_TASK TO CARRY OUT_
Can you restate the records below word for word?

[Stored data]
====================

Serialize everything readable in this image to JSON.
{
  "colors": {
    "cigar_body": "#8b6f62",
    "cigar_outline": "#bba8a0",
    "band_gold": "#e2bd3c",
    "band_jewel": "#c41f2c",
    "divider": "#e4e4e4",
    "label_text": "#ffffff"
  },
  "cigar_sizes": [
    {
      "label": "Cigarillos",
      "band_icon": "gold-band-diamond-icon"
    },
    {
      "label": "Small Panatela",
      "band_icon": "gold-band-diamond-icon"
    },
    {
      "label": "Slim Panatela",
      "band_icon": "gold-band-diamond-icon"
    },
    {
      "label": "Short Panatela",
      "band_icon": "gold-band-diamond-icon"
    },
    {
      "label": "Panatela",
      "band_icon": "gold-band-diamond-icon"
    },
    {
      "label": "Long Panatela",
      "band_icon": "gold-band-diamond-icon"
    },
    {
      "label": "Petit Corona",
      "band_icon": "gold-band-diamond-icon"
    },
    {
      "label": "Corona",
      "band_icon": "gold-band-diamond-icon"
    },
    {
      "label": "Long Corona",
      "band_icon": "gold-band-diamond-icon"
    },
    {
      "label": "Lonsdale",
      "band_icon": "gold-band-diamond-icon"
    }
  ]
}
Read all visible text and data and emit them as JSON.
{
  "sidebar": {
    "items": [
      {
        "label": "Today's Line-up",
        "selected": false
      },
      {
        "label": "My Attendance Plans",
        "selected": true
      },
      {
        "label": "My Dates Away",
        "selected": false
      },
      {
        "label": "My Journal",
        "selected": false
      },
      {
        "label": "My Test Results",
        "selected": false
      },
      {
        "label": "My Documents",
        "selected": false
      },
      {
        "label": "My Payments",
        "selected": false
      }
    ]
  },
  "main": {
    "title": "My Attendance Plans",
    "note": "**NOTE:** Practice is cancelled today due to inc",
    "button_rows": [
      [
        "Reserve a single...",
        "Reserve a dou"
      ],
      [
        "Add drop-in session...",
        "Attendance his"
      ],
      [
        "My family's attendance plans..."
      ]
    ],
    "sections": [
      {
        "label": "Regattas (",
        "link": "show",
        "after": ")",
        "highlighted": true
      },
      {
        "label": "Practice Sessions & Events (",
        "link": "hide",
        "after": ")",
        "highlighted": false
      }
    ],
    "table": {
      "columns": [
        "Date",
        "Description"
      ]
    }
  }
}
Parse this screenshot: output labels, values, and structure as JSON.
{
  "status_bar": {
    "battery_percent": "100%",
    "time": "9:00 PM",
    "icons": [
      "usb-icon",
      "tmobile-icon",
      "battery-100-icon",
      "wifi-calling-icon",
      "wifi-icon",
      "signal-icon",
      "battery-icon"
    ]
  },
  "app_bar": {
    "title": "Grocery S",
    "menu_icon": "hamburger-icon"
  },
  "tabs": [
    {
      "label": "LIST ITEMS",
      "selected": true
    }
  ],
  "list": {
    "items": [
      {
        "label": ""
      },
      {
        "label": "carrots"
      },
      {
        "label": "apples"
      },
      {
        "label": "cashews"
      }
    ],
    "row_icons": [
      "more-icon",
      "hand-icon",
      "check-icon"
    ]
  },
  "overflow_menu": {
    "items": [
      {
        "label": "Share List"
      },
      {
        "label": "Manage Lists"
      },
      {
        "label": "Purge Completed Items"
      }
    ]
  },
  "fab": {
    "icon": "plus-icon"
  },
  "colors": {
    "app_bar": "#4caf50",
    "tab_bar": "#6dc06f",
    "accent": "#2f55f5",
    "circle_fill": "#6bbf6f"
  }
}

====================

_ANSWER TO THE PROBLEM_
Serialize everything readable in this image to JSON.
{
  "colors": {
    "cigar_body": "#8b6f62",
    "cigar_outline": "#bba8a0",
    "band_gold": "#e2bd3c",
    "band_jewel": "#c41f2c",
    "divider": "#e4e4e4",
    "label_text": "#ffffff"
  },
  "cigar_sizes": [
    {
      "label": "Cigarillos",
      "band_icon": "gold-band-diamond-icon"
    },
    {
      "label": "Small Panatela",
      "band_icon": "gold-band-diamond-icon"
    },
    {
      "label": "Slim Panatela",
      "band_icon": "gold-band-diamond-icon"
    },
    {
      "label": "Short Panatela",
      "band_icon": "gold-band-diamond-icon"
    },
    {
      "label": "Panatela",
      "band_icon": "gold-band-diamond-icon"
    },
    {
      "label": "Long Panatela",
      "band_icon": "gold-band-diamond-icon"
    },
    {
      "label": "Petit Corona",
      "band_icon": "gold-band-diamond-icon"
    },
    {
      "label": "Corona",
      "band_icon": "gold-band-diamond-icon"
    },
    {
      "label": "Long Corona",
      "band_icon": "gold-band-diamond-icon"
    },
    {
      "label": "Lonsdale",
      "band_icon": "gold-band-diamond-icon"
    }
  ]
}
Read all visible text and data and emit them as JSON.
{
  "sidebar": {
    "items": [
      {
        "label": "Today's Line-up",
        "selected": false
      },
      {
        "label": "My Attendance Plans",
        "selected": true
      },
      {
        "label": "My Dates Away",
        "selected": false
      },
      {
        "label": "My Journal",
        "selected": false
      },
      {
        "label": "My Test Results",
        "selected": false
      },
      {
        "label": "My Documents",
        "selected": false
      },
      {
        "label": "My Payments",
        "selected": false
      }
    ]
  },
  "main": {
    "title": "My Attendance Plans",
    "note": "**NOTE:** Practice is cancelled today due to inc",
    "button_rows": [
      [
        "Reserve a single...",
        "Reserve a dou"
      ],
      [
        "Add drop-in session...",
        "Attendance his"
      ],
      [
        "My family's attendance plans..."
      ]
    ],
    "sections": [
      {
        "label": "Regattas (",
        "link": "show",
        "after": ")",
        "highlighted": true
      },
      {
        "label": "Practice Sessions & Events (",
        "link": "hide",
        "after": ")",
        "highlighted": false
      }
    ],
    "table": {
      "columns": [
        "Date",
        "Description"
      ]
    }
  }
}
Parse this screenshot: output labels, values, and structure as JSON.
{
  "status_bar": {
    "battery_percent": "100%",
    "time": "9:00 PM",
    "icons": [
      "usb-icon",
      "tmobile-icon",
      "battery-100-icon",
      "wifi-calling-icon",
      "wifi-icon",
      "signal-icon",
      "battery-icon"
    ]
  },
  "app_bar": {
    "title": "Grocery S",
    "menu_icon": "hamburger-icon"
  },
  "tabs": [
    {
      "label": "LIST ITEMS",
      "selected": true
    }
  ],
  "list": {
    "items": [
      {
        "label": ""
      },
      {
        "label": "carrots"
      },
      {
        "label": "apples"
      },
      {
        "label": "cashews"
      }
    ],
    "row_icons": [
      "more-icon",
      "hand-icon",
      "check-icon"
    ]
  },
  "overflow_menu": {
    "items": [
      {
        "label": "Share List"
      },
      {
        "label": "Manage Lists"
      },
      {
        "label": "Purge Completed Items"
      }
    ]
  },
  "fab": {
    "icon": "plus-icon"
  },
  "colors": {
    "app_bar": "#4caf50",
    "tab_bar": "#6dc06f",
    "accent": "#2f55f5",
    "circle_fill": "#6bbf6f"
  }
}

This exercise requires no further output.